Challenge — Can you transcribe every record below exactly as it appears?

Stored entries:

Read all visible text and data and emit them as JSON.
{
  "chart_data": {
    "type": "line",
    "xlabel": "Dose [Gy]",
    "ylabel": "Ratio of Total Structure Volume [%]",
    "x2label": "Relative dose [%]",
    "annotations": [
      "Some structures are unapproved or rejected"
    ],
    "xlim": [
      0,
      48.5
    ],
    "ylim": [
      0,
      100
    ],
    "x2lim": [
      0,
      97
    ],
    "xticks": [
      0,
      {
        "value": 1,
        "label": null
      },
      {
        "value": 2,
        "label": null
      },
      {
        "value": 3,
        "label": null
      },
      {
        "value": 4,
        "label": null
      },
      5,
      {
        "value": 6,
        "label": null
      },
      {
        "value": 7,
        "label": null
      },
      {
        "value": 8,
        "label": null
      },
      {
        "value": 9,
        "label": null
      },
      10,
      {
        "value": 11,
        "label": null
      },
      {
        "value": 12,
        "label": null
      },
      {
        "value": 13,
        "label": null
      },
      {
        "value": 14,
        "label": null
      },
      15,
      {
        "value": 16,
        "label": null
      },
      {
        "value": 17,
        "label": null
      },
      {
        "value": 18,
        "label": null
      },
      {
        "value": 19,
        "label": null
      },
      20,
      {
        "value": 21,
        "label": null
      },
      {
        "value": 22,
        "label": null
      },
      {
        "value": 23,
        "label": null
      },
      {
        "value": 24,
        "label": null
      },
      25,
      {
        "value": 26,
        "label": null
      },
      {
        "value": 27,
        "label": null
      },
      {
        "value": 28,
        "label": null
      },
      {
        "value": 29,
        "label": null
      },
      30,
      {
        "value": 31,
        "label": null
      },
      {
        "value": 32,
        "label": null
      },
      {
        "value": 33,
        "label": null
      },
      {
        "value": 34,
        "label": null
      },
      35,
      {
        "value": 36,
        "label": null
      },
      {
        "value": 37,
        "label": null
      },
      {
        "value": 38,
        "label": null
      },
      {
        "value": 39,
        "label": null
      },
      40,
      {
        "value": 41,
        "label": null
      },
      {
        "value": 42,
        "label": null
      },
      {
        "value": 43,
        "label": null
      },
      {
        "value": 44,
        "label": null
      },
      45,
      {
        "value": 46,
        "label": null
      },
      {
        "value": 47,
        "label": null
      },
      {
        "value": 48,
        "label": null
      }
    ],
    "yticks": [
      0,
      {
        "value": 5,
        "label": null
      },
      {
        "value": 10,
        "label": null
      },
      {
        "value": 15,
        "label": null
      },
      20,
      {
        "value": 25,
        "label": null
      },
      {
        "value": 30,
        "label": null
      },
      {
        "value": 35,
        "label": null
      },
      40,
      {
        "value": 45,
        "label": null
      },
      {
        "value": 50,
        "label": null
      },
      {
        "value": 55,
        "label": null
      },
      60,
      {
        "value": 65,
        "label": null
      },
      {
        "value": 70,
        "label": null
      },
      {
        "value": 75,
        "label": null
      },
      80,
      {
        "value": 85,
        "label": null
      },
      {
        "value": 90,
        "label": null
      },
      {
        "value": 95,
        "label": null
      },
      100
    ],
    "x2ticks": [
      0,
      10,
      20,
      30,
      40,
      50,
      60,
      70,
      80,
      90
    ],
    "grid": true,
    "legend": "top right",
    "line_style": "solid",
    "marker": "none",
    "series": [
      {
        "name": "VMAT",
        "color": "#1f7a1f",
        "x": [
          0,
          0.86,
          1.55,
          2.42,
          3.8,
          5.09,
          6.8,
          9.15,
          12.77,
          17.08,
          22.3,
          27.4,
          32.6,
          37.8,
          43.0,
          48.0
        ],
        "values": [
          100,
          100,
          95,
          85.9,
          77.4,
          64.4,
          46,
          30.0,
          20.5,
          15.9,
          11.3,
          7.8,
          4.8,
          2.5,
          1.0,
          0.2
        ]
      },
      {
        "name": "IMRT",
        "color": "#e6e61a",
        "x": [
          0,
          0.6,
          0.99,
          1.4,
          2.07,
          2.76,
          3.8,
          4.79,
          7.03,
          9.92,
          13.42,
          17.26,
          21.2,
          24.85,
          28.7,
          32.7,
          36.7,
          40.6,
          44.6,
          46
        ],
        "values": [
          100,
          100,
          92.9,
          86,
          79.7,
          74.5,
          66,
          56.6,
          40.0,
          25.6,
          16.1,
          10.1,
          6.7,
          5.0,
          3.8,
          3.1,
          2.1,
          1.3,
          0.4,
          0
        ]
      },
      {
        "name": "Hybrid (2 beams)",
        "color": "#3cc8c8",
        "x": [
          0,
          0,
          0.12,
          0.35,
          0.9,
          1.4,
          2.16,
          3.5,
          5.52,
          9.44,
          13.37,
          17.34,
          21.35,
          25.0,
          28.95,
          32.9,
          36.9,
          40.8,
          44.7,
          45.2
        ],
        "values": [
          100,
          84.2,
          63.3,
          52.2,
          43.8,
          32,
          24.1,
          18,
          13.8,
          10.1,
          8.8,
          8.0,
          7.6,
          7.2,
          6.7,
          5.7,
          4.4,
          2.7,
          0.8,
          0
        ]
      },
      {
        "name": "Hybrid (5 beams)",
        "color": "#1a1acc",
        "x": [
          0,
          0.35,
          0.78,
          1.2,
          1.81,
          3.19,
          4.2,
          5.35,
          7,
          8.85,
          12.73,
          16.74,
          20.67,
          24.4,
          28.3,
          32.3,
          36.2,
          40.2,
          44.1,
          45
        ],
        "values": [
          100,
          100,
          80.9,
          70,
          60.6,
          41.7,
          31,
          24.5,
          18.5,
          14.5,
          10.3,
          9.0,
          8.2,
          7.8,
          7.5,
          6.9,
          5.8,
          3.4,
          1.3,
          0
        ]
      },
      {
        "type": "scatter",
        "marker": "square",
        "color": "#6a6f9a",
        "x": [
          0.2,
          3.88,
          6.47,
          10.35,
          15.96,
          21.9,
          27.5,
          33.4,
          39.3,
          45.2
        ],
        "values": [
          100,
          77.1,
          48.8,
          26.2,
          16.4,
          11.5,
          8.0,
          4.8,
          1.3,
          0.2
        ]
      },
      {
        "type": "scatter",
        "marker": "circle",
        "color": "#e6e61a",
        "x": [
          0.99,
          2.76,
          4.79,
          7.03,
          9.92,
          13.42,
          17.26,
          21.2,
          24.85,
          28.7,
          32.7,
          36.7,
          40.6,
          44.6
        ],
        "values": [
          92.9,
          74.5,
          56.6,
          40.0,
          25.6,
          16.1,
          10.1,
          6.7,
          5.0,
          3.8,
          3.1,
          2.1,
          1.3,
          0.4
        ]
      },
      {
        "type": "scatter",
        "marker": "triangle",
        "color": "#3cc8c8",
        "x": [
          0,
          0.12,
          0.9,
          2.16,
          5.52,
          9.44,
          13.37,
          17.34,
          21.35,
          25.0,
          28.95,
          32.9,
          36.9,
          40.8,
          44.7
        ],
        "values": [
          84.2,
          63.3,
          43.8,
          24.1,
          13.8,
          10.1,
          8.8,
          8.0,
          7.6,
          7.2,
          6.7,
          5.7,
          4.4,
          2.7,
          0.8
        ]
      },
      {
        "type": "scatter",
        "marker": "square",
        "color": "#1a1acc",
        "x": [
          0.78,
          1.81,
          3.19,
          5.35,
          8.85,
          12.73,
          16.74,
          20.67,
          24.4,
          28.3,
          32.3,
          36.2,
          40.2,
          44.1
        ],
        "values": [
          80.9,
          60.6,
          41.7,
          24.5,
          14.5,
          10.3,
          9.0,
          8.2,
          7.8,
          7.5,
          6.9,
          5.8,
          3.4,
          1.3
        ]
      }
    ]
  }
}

Task output —
Read all visible text and data and emit them as JSON.
{
  "chart_data": {
    "type": "line",
    "xlabel": "Dose [Gy]",
    "ylabel": "Ratio of Total Structure Volume [%]",
    "x2label": "Relative dose [%]",
    "annotations": [
      "Some structures are unapproved or rejected"
    ],
    "xlim": [
      0,
      48.5
    ],
    "ylim": [
      0,
      100
    ],
    "x2lim": [
      0,
      97
    ],
    "xticks": [
      0,
      {
        "value": 1,
        "label": null
      },
      {
        "value": 2,
        "label": null
      },
      {
        "value": 3,
        "label": null
      },
      {
        "value": 4,
        "label": null
      },
      5,
      {
        "value": 6,
        "label": null
      },
      {
        "value": 7,
        "label": null
      },
      {
        "value": 8,
        "label": null
      },
      {
        "value": 9,
        "label": null
      },
      10,
      {
        "value": 11,
        "label": null
      },
      {
        "value": 12,
        "label": null
      },
      {
        "value": 13,
        "label": null
      },
      {
        "value": 14,
        "label": null
      },
      15,
      {
        "value": 16,
        "label": null
      },
      {
        "value": 17,
        "label": null
      },
      {
        "value": 18,
        "label": null
      },
      {
        "value": 19,
        "label": null
      },
      20,
      {
        "value": 21,
        "label": null
      },
      {
        "value": 22,
        "label": null
      },
      {
        "value": 23,
        "label": null
      },
      {
        "value": 24,
        "label": null
      },
      25,
      {
        "value": 26,
        "label": null
      },
      {
        "value": 27,
        "label": null
      },
      {
        "value": 28,
        "label": null
      },
      {
        "value": 29,
        "label": null
      },
      30,
      {
        "value": 31,
        "label": null
      },
      {
        "value": 32,
        "label": null
      },
      {
        "value": 33,
        "label": null
      },
      {
        "value": 34,
        "label": null
      },
      35,
      {
        "value": 36,
        "label": null
      },
      {
        "value": 37,
        "label": null
      },
      {
        "value": 38,
        "label": null
      },
      {
        "value": 39,
        "label": null
      },
      40,
      {
        "value": 41,
        "label": null
      },
      {
        "value": 42,
        "label": null
      },
      {
        "value": 43,
        "label": null
      },
      {
        "value": 44,
        "label": null
      },
      45,
      {
        "value": 46,
        "label": null
      },
      {
        "value": 47,
        "label": null
      },
      {
        "value": 48,
        "label": null
      }
    ],
    "yticks": [
      0,
      {
        "value": 5,
        "label": null
      },
      {
        "value": 10,
        "label": null
      },
      {
        "value": 15,
        "label": null
      },
      20,
      {
        "value": 25,
        "label": null
      },
      {
        "value": 30,
        "label": null
      },
      {
        "value": 35,
        "label": null
      },
      40,
      {
        "value": 45,
        "label": null
      },
      {
        "value": 50,
        "label": null
      },
      {
        "value": 55,
        "label": null
      },
      60,
      {
        "value": 65,
        "label": null
      },
      {
        "value": 70,
        "label": null
      },
      {
        "value": 75,
        "label": null
      },
      80,
      {
        "value": 85,
        "label": null
      },
      {
        "value": 90,
        "label": null
      },
      {
        "value": 95,
        "label": null
      },
      100
    ],
    "x2ticks": [
      0,
      10,
      20,
      30,
      40,
      50,
      60,
      70,
      80,
      90
    ],
    "grid": true,
    "legend": "top right",
    "line_style": "solid",
    "marker": "none",
    "series": [
      {
        "name": "VMAT",
        "color": "#1f7a1f",
        "x": [
          0,
          0.86,
          1.55,
          2.42,
          3.8,
          5.09,
          6.8,
          9.15,
          12.77,
          17.08,
          22.3,
          27.4,
          32.6,
          37.8,
          43.0,
          48.0
        ],
        "values": [
          100,
          100,
          95,
          85.9,
          77.4,
          64.4,
          46,
          30.0,
          20.5,
          15.9,
          11.3,
          7.8,
          4.8,
          2.5,
          1.0,
          0.2
        ]
      },
      {
        "name": "IMRT",
        "color": "#e6e61a",
        "x": [
          0,
          0.6,
          0.99,
          1.4,
          2.07,
          2.76,
          3.8,
          4.79,
          7.03,
          9.92,
          13.42,
          17.26,
          21.2,
          24.85,
          28.7,
          32.7,
          36.7,
          40.6,
          44.6,
          46
        ],
        "values": [
          100,
          100,
          92.9,
          86,
          79.7,
          74.5,
          66,
          56.6,
          40.0,
          25.6,
          16.1,
          10.1,
          6.7,
          5.0,
          3.8,
          3.1,
          2.1,
          1.3,
          0.4,
          0
        ]
      },
      {
        "name": "Hybrid (2 beams)",
        "color": "#3cc8c8",
        "x": [
          0,
          0,
          0.12,
          0.35,
          0.9,
          1.4,
          2.16,
          3.5,
          5.52,
          9.44,
          13.37,
          17.34,
          21.35,
          25.0,
          28.95,
          32.9,
          36.9,
          40.8,
          44.7,
          45.2
        ],
        "values": [
          100,
          84.2,
          63.3,
          52.2,
          43.8,
          32,
          24.1,
          18,
          13.8,
          10.1,
          8.8,
          8.0,
          7.6,
          7.2,
          6.7,
          5.7,
          4.4,
          2.7,
          0.8,
          0
        ]
      },
      {
        "name": "Hybrid (5 beams)",
        "color": "#1a1acc",
        "x": [
          0,
          0.35,
          0.78,
          1.2,
          1.81,
          3.19,
          4.2,
          5.35,
          7,
          8.85,
          12.73,
          16.74,
          20.67,
          24.4,
          28.3,
          32.3,
          36.2,
          40.2,
          44.1,
          45
        ],
        "values": [
          100,
          100,
          80.9,
          70,
          60.6,
          41.7,
          31,
          24.5,
          18.5,
          14.5,
          10.3,
          9.0,
          8.2,
          7.8,
          7.5,
          6.9,
          5.8,
          3.4,
          1.3,
          0
        ]
      },
      {
        "type": "scatter",
        "marker": "square",
        "color": "#6a6f9a",
        "x": [
          0.2,
          3.88,
          6.47,
          10.35,
          15.96,
          21.9,
          27.5,
          33.4,
          39.3,
          45.2
        ],
        "values": [
          100,
          77.1,
          48.8,
          26.2,
          16.4,
          11.5,
          8.0,
          4.8,
          1.3,
          0.2
        ]
      },
      {
        "type": "scatter",
        "marker": "circle",
        "color": "#e6e61a",
        "x": [
          0.99,
          2.76,
          4.79,
          7.03,
          9.92,
          13.42,
          17.26,
          21.2,
          24.85,
          28.7,
          32.7,
          36.7,
          40.6,
          44.6
        ],
        "values": [
          92.9,
          74.5,
          56.6,
          40.0,
          25.6,
          16.1,
          10.1,
          6.7,
          5.0,
          3.8,
          3.1,
          2.1,
          1.3,
          0.4
        ]
      },
      {
        "type": "scatter",
        "marker": "triangle",
        "color": "#3cc8c8",
        "x": [
          0,
          0.12,
          0.9,
          2.16,
          5.52,
          9.44,
          13.37,
          17.34,
          21.35,
          25.0,
          28.95,
          32.9,
          36.9,
          40.8,
          44.7
        ],
        "values": [
          84.2,
          63.3,
          43.8,
          24.1,
          13.8,
          10.1,
          8.8,
          8.0,
          7.6,
          7.2,
          6.7,
          5.7,
          4.4,
          2.7,
          0.8
        ]
      },
      {
        "type": "scatter",
        "marker": "square",
        "color": "#1a1acc",
        "x": [
          0.78,
          1.81,
          3.19,
          5.35,
          8.85,
          12.73,
          16.74,
          20.67,
          24.4,
          28.3,
          32.3,
          36.2,
          40.2,
          44.1
        ],
        "values": [
          80.9,
          60.6,
          41.7,
          24.5,
          14.5,
          10.3,
          9.0,
          8.2,
          7.8,
          7.5,
          6.9,
          5.8,
          3.4,
          1.3
        ]
      }
    ]
  }
}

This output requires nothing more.